Problem
What follows is a set of records, each of which is to be written out exactly.
⟨
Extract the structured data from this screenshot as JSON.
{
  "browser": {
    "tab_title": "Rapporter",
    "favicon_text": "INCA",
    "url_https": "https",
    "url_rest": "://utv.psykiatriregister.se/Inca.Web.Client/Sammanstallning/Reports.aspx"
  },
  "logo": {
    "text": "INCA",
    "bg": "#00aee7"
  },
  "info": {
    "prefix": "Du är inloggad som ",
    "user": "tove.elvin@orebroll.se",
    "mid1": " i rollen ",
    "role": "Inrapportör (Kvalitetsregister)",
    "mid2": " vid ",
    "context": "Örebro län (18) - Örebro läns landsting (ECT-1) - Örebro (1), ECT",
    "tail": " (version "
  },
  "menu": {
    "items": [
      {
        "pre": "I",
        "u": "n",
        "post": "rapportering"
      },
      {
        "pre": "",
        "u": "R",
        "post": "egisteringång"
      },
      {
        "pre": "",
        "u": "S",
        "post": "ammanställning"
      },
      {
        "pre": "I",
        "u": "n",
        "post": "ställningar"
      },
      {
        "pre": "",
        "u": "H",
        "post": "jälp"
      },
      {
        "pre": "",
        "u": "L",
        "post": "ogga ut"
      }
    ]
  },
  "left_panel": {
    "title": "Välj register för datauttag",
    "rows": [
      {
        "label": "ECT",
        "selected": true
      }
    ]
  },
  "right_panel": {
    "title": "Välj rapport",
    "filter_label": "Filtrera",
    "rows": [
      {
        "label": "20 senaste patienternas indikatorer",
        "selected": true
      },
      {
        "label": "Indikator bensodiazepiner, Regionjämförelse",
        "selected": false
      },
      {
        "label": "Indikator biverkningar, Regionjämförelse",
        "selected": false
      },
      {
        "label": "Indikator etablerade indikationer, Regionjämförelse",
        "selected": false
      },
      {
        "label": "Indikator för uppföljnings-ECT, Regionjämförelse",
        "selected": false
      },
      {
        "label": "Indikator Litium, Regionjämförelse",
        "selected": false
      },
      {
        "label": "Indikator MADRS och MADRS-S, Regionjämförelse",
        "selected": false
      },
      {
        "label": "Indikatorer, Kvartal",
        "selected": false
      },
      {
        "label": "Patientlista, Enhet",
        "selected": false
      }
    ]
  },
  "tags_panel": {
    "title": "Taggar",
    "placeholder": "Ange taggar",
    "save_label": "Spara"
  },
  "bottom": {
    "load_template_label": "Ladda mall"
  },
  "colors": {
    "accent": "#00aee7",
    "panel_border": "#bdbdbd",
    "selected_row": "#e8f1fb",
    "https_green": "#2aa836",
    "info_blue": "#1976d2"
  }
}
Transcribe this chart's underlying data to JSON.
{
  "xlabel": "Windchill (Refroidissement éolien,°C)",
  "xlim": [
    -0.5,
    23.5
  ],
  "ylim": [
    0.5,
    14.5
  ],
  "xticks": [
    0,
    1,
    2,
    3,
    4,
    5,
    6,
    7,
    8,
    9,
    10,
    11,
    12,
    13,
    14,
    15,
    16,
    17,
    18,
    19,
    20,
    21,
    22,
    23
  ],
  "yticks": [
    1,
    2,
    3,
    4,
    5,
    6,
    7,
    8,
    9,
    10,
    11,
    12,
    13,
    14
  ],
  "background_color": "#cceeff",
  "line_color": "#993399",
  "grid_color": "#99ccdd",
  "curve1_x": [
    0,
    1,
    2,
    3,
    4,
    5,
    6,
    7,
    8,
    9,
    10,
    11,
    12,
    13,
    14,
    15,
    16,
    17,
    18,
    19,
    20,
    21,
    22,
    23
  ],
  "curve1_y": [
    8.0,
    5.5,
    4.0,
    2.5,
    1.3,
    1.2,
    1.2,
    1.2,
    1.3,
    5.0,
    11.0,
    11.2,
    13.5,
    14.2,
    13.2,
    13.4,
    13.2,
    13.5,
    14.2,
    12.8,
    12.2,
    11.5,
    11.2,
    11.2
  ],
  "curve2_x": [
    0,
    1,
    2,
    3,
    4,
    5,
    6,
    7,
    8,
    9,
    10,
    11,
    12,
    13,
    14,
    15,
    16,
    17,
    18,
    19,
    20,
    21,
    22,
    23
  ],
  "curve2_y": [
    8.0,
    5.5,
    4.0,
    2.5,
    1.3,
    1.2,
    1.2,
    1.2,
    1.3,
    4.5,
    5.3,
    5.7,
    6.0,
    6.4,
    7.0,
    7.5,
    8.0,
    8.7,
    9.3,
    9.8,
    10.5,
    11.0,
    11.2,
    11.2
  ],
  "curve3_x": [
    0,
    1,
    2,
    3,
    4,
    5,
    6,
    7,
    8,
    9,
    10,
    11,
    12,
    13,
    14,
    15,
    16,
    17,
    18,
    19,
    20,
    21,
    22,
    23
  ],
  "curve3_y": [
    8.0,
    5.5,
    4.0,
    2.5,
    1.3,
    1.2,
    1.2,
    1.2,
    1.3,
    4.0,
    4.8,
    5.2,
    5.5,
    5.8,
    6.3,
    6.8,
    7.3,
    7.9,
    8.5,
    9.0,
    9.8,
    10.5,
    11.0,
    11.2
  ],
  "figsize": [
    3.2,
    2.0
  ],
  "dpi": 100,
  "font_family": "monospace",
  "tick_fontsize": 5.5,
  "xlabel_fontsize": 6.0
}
⟩
Result of this exercise
Extract the structured data from this screenshot as JSON.
{
  "browser": {
    "tab_title": "Rapporter",
    "favicon_text": "INCA",
    "url_https": "https",
    "url_rest": "://utv.psykiatriregister.se/Inca.Web.Client/Sammanstallning/Reports.aspx"
  },
  "logo": {
    "text": "INCA",
    "bg": "#00aee7"
  },
  "info": {
    "prefix": "Du är inloggad som ",
    "user": "tove.elvin@orebroll.se",
    "mid1": " i rollen ",
    "role": "Inrapportör (Kvalitetsregister)",
    "mid2": " vid ",
    "context": "Örebro län (18) - Örebro läns landsting (ECT-1) - Örebro (1), ECT",
    "tail": " (version "
  },
  "menu": {
    "items": [
      {
        "pre": "I",
        "u": "n",
        "post": "rapportering"
      },
      {
        "pre": "",
        "u": "R",
        "post": "egisteringång"
      },
      {
        "pre": "",
        "u": "S",
        "post": "ammanställning"
      },
      {
        "pre": "I",
        "u": "n",
        "post": "ställningar"
      },
      {
        "pre": "",
        "u": "H",
        "post": "jälp"
      },
      {
        "pre": "",
        "u": "L",
        "post": "ogga ut"
      }
    ]
  },
  "left_panel": {
    "title": "Välj register för datauttag",
    "rows": [
      {
        "label": "ECT",
        "selected": true
      }
    ]
  },
  "right_panel": {
    "title": "Välj rapport",
    "filter_label": "Filtrera",
    "rows": [
      {
        "label": "20 senaste patienternas indikatorer",
        "selected": true
      },
      {
        "label": "Indikator bensodiazepiner, Regionjämförelse",
        "selected": false
      },
      {
        "label": "Indikator biverkningar, Regionjämförelse",
        "selected": false
      },
      {
        "label": "Indikator etablerade indikationer, Regionjämförelse",
        "selected": false
      },
      {
        "label": "Indikator för uppföljnings-ECT, Regionjämförelse",
        "selected": false
      },
      {
        "label": "Indikator Litium, Regionjämförelse",
        "selected": false
      },
      {
        "label": "Indikator MADRS och MADRS-S, Regionjämförelse",
        "selected": false
      },
      {
        "label": "Indikatorer, Kvartal",
        "selected": false
      },
      {
        "label": "Patientlista, Enhet",
        "selected": false
      }
    ]
  },
  "tags_panel": {
    "title": "Taggar",
    "placeholder": "Ange taggar",
    "save_label": "Spara"
  },
  "bottom": {
    "load_template_label": "Ladda mall"
  },
  "colors": {
    "accent": "#00aee7",
    "panel_border": "#bdbdbd",
    "selected_row": "#e8f1fb",
    "https_green": "#2aa836",
    "info_blue": "#1976d2"
  }
}
Transcribe this chart's underlying data to JSON.
{
  "xlabel": "Windchill (Refroidissement éolien,°C)",
  "xlim": [
    -0.5,
    23.5
  ],
  "ylim": [
    0.5,
    14.5
  ],
  "xticks": [
    0,
    1,
    2,
    3,
    4,
    5,
    6,
    7,
    8,
    9,
    10,
    11,
    12,
    13,
    14,
    15,
    16,
    17,
    18,
    19,
    20,
    21,
    22,
    23
  ],
  "yticks": [
    1,
    2,
    3,
    4,
    5,
    6,
    7,
    8,
    9,
    10,
    11,
    12,
    13,
    14
  ],
  "background_color": "#cceeff",
  "line_color": "#993399",
  "grid_color": "#99ccdd",
  "curve1_x": [
    0,
    1,
    2,
    3,
    4,
    5,
    6,
    7,
    8,
    9,
    10,
    11,
    12,
    13,
    14,
    15,
    16,
    17,
    18,
    19,
    20,
    21,
    22,
    23
  ],
  "curve1_y": [
    8.0,
    5.5,
    4.0,
    2.5,
    1.3,
    1.2,
    1.2,
    1.2,
    1.3,
    5.0,
    11.0,
    11.2,
    13.5,
    14.2,
    13.2,
    13.4,
    13.2,
    13.5,
    14.2,
    12.8,
    12.2,
    11.5,
    11.2,
    11.2
  ],
  "curve2_x": [
    0,
    1,
    2,
    3,
    4,
    5,
    6,
    7,
    8,
    9,
    10,
    11,
    12,
    13,
    14,
    15,
    16,
    17,
    18,
    19,
    20,
    21,
    22,
    23
  ],
  "curve2_y": [
    8.0,
    5.5,
    4.0,
    2.5,
    1.3,
    1.2,
    1.2,
    1.2,
    1.3,
    4.5,
    5.3,
    5.7,
    6.0,
    6.4,
    7.0,
    7.5,
    8.0,
    8.7,
    9.3,
    9.8,
    10.5,
    11.0,
    11.2,
    11.2
  ],
  "curve3_x": [
    0,
    1,
    2,
    3,
    4,
    5,
    6,
    7,
    8,
    9,
    10,
    11,
    12,
    13,
    14,
    15,
    16,
    17,
    18,
    19,
    20,
    21,
    22,
    23
  ],
  "curve3_y": [
    8.0,
    5.5,
    4.0,
    2.5,
    1.3,
    1.2,
    1.2,
    1.2,
    1.3,
    4.0,
    4.8,
    5.2,
    5.5,
    5.8,
    6.3,
    6.8,
    7.3,
    7.9,
    8.5,
    9.0,
    9.8,
    10.5,
    11.0,
    11.2
  ],
  "figsize": [
    3.2,
    2.0
  ],
  "dpi": 100,
  "font_family": "monospace",
  "tick_fontsize": 5.5,
  "xlabel_fontsize": 6.0
}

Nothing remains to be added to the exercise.